Given instruction:
Quote every line below exactly and skip any picture.

Stored dataset items:
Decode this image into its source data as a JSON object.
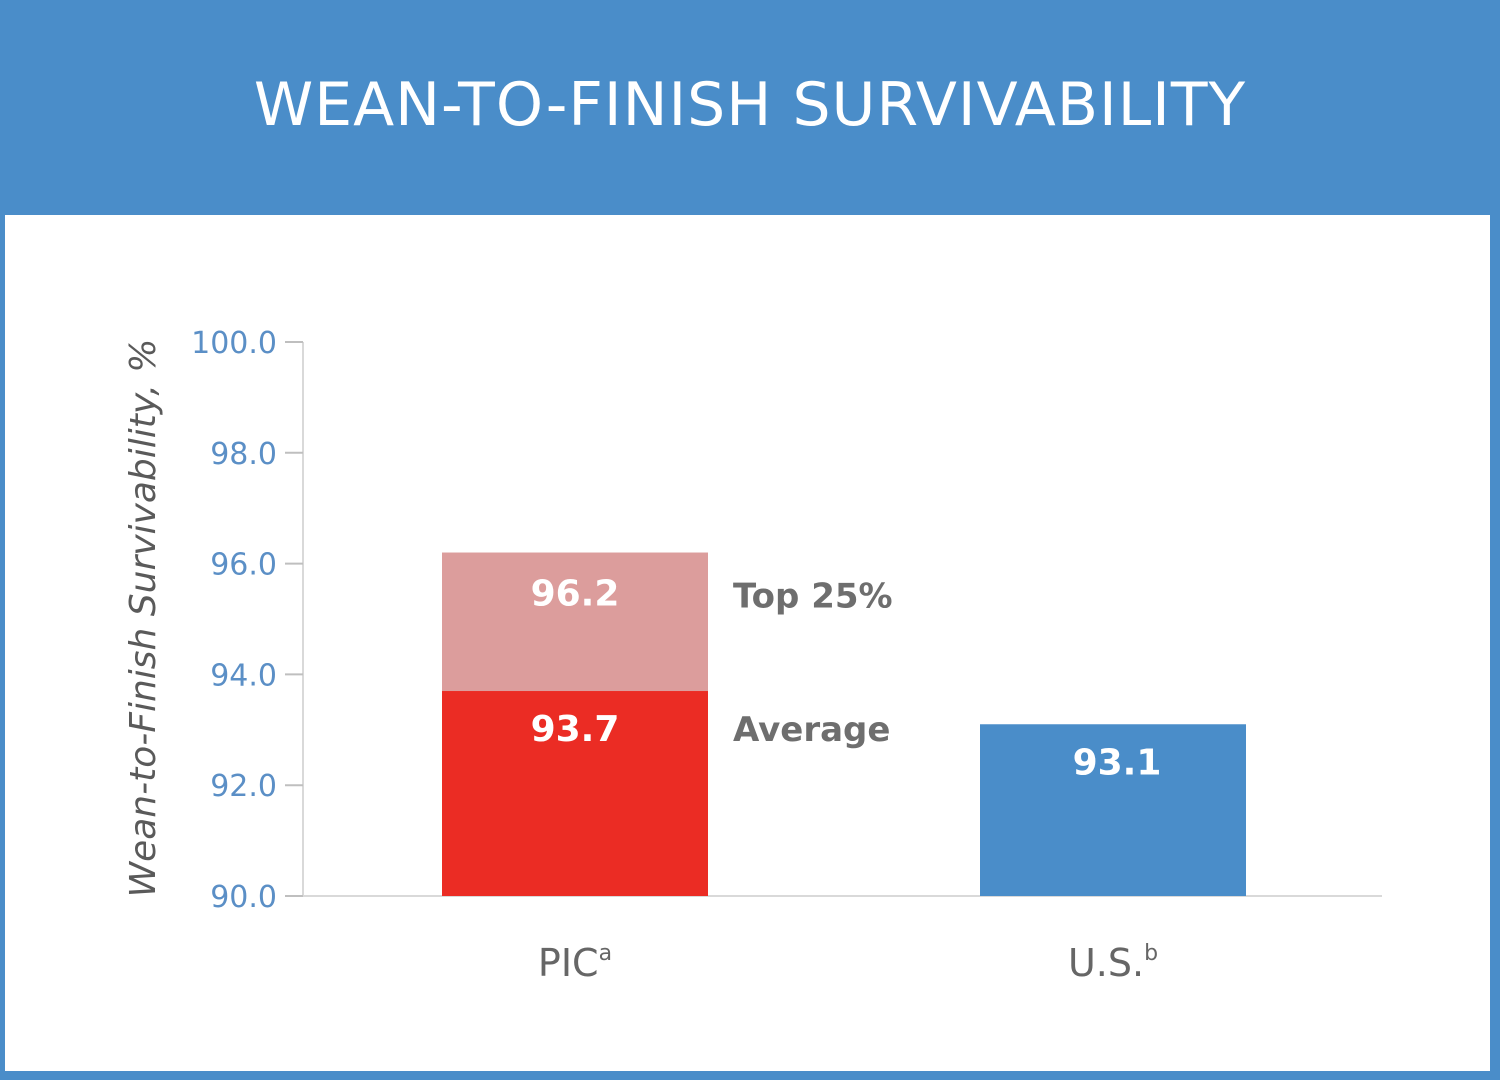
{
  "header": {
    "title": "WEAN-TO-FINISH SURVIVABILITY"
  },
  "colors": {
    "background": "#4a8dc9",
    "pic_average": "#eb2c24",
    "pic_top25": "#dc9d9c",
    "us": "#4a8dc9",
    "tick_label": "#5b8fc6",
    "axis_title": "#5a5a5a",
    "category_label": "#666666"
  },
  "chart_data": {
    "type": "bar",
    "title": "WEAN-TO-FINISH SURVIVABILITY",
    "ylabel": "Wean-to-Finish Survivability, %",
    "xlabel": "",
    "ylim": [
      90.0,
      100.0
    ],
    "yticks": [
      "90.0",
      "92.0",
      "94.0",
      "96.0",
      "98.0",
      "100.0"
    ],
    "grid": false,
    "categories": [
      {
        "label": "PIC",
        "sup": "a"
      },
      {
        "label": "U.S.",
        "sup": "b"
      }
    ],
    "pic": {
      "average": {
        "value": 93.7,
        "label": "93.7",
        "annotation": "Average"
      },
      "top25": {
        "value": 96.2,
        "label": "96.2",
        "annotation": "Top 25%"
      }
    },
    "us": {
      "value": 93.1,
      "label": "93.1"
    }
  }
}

Correct response:
Decode this image into its source data as a JSON object.
{
  "header": {
    "title": "WEAN-TO-FINISH SURVIVABILITY"
  },
  "colors": {
    "background": "#4a8dc9",
    "pic_average": "#eb2c24",
    "pic_top25": "#dc9d9c",
    "us": "#4a8dc9",
    "tick_label": "#5b8fc6",
    "axis_title": "#5a5a5a",
    "category_label": "#666666"
  },
  "chart_data": {
    "type": "bar",
    "title": "WEAN-TO-FINISH SURVIVABILITY",
    "ylabel": "Wean-to-Finish Survivability, %",
    "xlabel": "",
    "ylim": [
      90.0,
      100.0
    ],
    "yticks": [
      "90.0",
      "92.0",
      "94.0",
      "96.0",
      "98.0",
      "100.0"
    ],
    "grid": false,
    "categories": [
      {
        "label": "PIC",
        "sup": "a"
      },
      {
        "label": "U.S.",
        "sup": "b"
      }
    ],
    "pic": {
      "average": {
        "value": 93.7,
        "label": "93.7",
        "annotation": "Average"
      },
      "top25": {
        "value": 96.2,
        "label": "96.2",
        "annotation": "Top 25%"
      }
    },
    "us": {
      "value": 93.1,
      "label": "93.1"
    }
  }
}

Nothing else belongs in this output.